WHAT YOU ARE ASKED TO DO: Spot each line in the records below where the word "text" occurs, then copy it.
┄┄┄┄┄┄┄┄┄┄
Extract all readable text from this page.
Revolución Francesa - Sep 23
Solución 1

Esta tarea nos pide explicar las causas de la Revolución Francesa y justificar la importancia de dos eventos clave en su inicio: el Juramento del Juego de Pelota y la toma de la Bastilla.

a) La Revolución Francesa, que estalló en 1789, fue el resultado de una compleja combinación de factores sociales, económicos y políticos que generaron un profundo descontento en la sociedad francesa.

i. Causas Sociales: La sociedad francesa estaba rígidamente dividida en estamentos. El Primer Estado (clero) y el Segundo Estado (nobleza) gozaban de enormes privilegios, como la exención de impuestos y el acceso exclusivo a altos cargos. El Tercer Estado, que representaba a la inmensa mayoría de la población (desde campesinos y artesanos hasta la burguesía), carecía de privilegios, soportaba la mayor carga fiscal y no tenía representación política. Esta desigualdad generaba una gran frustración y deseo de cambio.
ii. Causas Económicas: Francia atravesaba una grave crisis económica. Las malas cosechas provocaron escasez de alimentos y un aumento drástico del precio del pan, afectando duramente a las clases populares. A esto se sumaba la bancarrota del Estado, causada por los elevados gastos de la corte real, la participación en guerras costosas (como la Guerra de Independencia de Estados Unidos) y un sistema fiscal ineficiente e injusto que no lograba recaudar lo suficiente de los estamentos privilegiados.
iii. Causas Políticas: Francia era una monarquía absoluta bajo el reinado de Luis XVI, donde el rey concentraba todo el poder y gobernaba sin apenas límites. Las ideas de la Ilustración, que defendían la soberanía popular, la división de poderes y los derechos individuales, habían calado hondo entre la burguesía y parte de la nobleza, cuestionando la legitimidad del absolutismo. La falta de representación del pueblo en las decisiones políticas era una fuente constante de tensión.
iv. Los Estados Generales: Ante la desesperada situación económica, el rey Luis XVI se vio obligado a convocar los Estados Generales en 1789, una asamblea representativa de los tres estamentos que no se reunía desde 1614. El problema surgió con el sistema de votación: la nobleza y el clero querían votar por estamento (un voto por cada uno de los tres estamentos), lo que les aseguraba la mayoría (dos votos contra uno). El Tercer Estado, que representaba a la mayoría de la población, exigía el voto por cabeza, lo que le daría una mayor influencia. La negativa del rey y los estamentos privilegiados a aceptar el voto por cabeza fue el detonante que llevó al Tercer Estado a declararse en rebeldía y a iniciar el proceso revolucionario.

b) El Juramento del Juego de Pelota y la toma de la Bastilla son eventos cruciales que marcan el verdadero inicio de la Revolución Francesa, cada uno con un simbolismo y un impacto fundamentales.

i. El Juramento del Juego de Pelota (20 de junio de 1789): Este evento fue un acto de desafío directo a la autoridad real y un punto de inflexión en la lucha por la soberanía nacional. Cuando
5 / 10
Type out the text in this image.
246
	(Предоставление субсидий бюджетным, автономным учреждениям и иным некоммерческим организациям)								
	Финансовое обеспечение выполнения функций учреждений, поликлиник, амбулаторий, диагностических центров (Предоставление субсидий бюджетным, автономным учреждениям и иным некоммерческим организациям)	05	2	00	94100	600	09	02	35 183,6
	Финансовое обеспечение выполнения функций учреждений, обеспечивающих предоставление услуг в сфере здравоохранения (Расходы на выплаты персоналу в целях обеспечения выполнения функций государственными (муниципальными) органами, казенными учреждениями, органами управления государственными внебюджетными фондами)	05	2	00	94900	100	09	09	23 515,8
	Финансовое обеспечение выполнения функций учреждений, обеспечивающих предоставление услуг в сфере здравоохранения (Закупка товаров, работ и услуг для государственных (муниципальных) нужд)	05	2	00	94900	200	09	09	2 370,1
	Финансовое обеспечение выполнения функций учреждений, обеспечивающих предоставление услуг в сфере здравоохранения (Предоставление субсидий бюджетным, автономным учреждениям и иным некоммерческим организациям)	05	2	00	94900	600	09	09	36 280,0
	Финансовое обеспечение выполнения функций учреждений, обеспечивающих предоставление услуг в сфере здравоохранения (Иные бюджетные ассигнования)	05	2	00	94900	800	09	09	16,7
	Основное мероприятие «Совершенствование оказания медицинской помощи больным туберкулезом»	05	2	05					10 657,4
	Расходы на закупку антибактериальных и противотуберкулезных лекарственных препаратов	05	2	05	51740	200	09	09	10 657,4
┄┄┄┄┄┄┄┄┄┄
EXPECTED ANSWER:
Extract all readable text from this page.
Type out the text in this image.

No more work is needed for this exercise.